▶ Requirements
The data below should be restated word for word, with every picture omitted.

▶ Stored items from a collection
============================================================

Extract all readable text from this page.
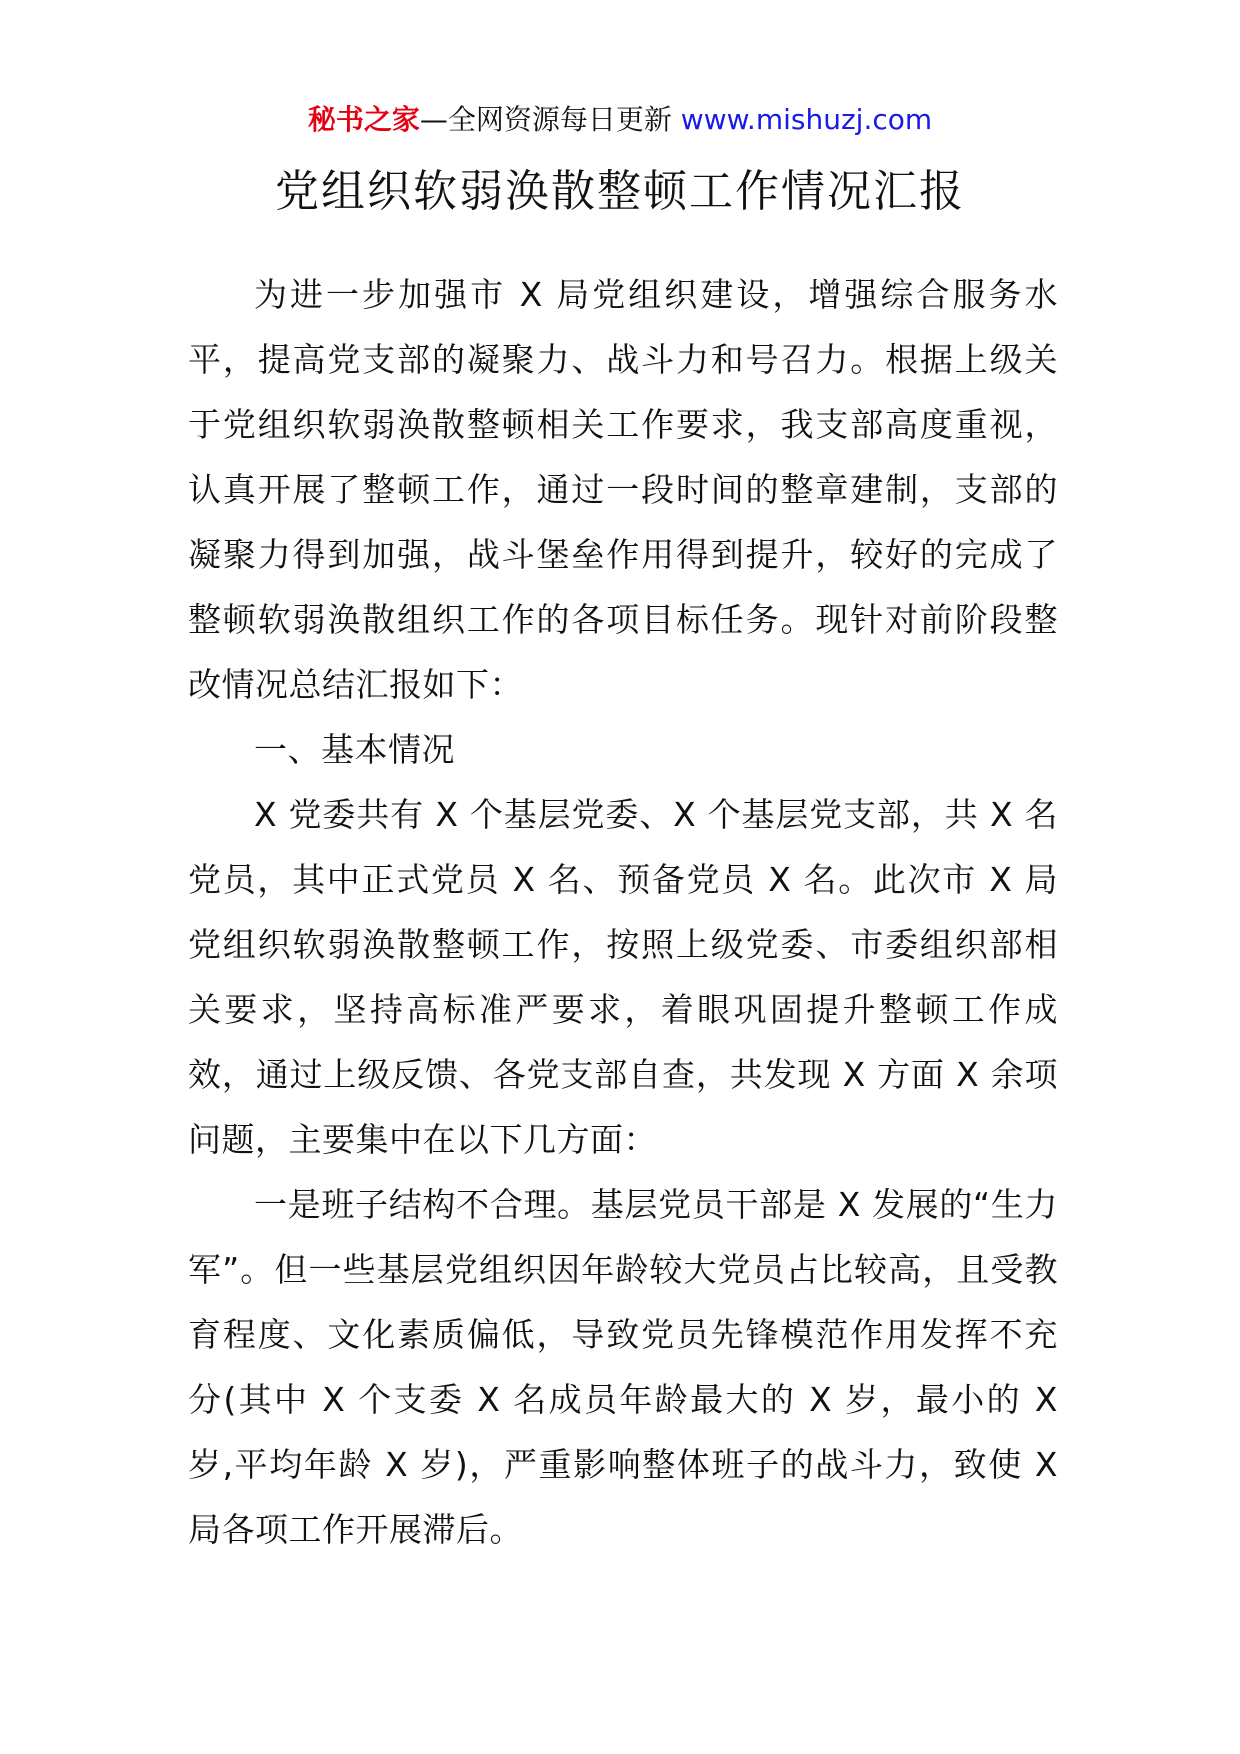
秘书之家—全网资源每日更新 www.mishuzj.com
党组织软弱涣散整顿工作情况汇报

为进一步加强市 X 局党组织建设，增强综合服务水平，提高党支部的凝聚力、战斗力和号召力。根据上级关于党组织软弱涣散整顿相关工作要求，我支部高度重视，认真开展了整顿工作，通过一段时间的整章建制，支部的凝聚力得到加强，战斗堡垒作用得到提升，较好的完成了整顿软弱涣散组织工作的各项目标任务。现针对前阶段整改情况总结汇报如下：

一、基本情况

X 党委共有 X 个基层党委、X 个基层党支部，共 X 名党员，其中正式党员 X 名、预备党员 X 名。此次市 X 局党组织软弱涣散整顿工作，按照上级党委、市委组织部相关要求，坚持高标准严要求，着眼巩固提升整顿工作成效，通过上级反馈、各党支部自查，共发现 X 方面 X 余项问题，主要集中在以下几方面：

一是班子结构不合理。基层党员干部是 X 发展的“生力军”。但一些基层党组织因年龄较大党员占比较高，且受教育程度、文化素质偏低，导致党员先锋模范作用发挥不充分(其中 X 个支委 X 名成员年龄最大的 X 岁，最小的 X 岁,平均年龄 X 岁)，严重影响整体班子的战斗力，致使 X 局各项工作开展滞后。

============================================================

▶ Result for this task
Extract all readable text from this page.
秘书之家—全网资源每日更新 www.mishuzj.com
党组织软弱涣散整顿工作情况汇报

为进一步加强市 X 局党组织建设，增强综合服务水平，提高党支部的凝聚力、战斗力和号召力。根据上级关于党组织软弱涣散整顿相关工作要求，我支部高度重视，认真开展了整顿工作，通过一段时间的整章建制，支部的凝聚力得到加强，战斗堡垒作用得到提升，较好的完成了整顿软弱涣散组织工作的各项目标任务。现针对前阶段整改情况总结汇报如下：

一、基本情况

X 党委共有 X 个基层党委、X 个基层党支部，共 X 名党员，其中正式党员 X 名、预备党员 X 名。此次市 X 局党组织软弱涣散整顿工作，按照上级党委、市委组织部相关要求，坚持高标准严要求，着眼巩固提升整顿工作成效，通过上级反馈、各党支部自查，共发现 X 方面 X 余项问题，主要集中在以下几方面：

一是班子结构不合理。基层党员干部是 X 发展的“生力军”。但一些基层党组织因年龄较大党员占比较高，且受教育程度、文化素质偏低，导致党员先锋模范作用发挥不充分(其中 X 个支委 X 名成员年龄最大的 X 岁，最小的 X 岁,平均年龄 X 岁)，严重影响整体班子的战斗力，致使 X 局各项工作开展滞后。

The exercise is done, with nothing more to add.